Write the data out again, character for character, with no images.

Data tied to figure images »
....

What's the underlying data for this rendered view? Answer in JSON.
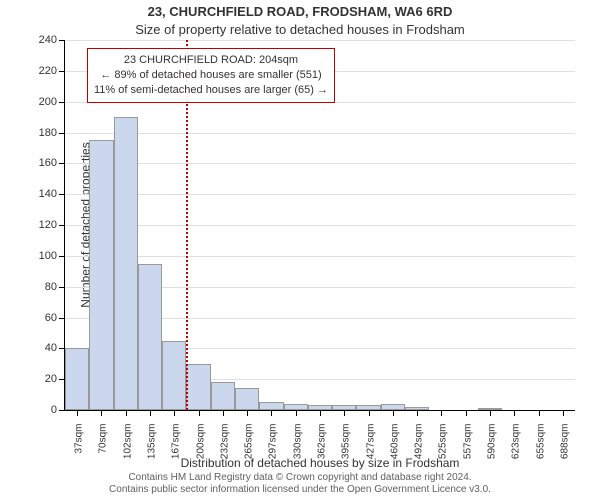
{
  "titles": {
    "line1": "23, CHURCHFIELD ROAD, FRODSHAM, WA6 6RD",
    "line2": "Size of property relative to detached houses in Frodsham"
  },
  "y_axis": {
    "title": "Number of detached properties",
    "min": 0,
    "max": 240,
    "step": 20,
    "ticks": [
      0,
      20,
      40,
      60,
      80,
      100,
      120,
      140,
      160,
      180,
      200,
      220,
      240
    ]
  },
  "x_axis": {
    "title": "Distribution of detached houses by size in Frodsham",
    "labels": [
      "37sqm",
      "70sqm",
      "102sqm",
      "135sqm",
      "167sqm",
      "200sqm",
      "232sqm",
      "265sqm",
      "297sqm",
      "330sqm",
      "362sqm",
      "395sqm",
      "427sqm",
      "460sqm",
      "492sqm",
      "525sqm",
      "557sqm",
      "590sqm",
      "623sqm",
      "655sqm",
      "688sqm"
    ]
  },
  "chart": {
    "type": "bar_histogram",
    "bars": [
      40,
      175,
      190,
      95,
      45,
      30,
      18,
      14,
      5,
      4,
      3,
      3,
      3,
      4,
      2,
      0,
      0,
      1,
      0,
      0,
      0
    ],
    "bar_fill": "#cad7ec",
    "bar_stroke": "#999999",
    "bar_relative_width": 1.0,
    "background": "#ffffff",
    "grid_color": "#e0e0e0",
    "highlight_bar_index": 5,
    "highlight_color": "#c00000"
  },
  "annotation": {
    "line1": "23 CHURCHFIELD ROAD: 204sqm",
    "line2": "← 89% of detached houses are smaller (551)",
    "line3": "11% of semi-detached houses are larger (65) →",
    "border_color": "#c00000"
  },
  "footer": {
    "line1": "Contains HM Land Registry data © Crown copyright and database right 2024.",
    "line2": "Contains public sector information licensed under the Open Government Licence v3.0."
  },
  "fonts": {
    "title_fontsize": 13,
    "axis_label_fontsize": 12,
    "tick_fontsize": 11,
    "annotation_fontsize": 11,
    "footer_fontsize": 10
  }
}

....

CORRECT OUTPUT »
What's the underlying data for this rendered view? Answer in JSON.
{
  "titles": {
    "line1": "23, CHURCHFIELD ROAD, FRODSHAM, WA6 6RD",
    "line2": "Size of property relative to detached houses in Frodsham"
  },
  "y_axis": {
    "title": "Number of detached properties",
    "min": 0,
    "max": 240,
    "step": 20,
    "ticks": [
      0,
      20,
      40,
      60,
      80,
      100,
      120,
      140,
      160,
      180,
      200,
      220,
      240
    ]
  },
  "x_axis": {
    "title": "Distribution of detached houses by size in Frodsham",
    "labels": [
      "37sqm",
      "70sqm",
      "102sqm",
      "135sqm",
      "167sqm",
      "200sqm",
      "232sqm",
      "265sqm",
      "297sqm",
      "330sqm",
      "362sqm",
      "395sqm",
      "427sqm",
      "460sqm",
      "492sqm",
      "525sqm",
      "557sqm",
      "590sqm",
      "623sqm",
      "655sqm",
      "688sqm"
    ]
  },
  "chart": {
    "type": "bar_histogram",
    "bars": [
      40,
      175,
      190,
      95,
      45,
      30,
      18,
      14,
      5,
      4,
      3,
      3,
      3,
      4,
      2,
      0,
      0,
      1,
      0,
      0,
      0
    ],
    "bar_fill": "#cad7ec",
    "bar_stroke": "#999999",
    "bar_relative_width": 1.0,
    "background": "#ffffff",
    "grid_color": "#e0e0e0",
    "highlight_bar_index": 5,
    "highlight_color": "#c00000"
  },
  "annotation": {
    "line1": "23 CHURCHFIELD ROAD: 204sqm",
    "line2": "← 89% of detached houses are smaller (551)",
    "line3": "11% of semi-detached houses are larger (65) →",
    "border_color": "#c00000"
  },
  "footer": {
    "line1": "Contains HM Land Registry data © Crown copyright and database right 2024.",
    "line2": "Contains public sector information licensed under the Open Government Licence v3.0."
  },
  "fonts": {
    "title_fontsize": 13,
    "axis_label_fontsize": 12,
    "tick_fontsize": 11,
    "annotation_fontsize": 11,
    "footer_fontsize": 10
  }
}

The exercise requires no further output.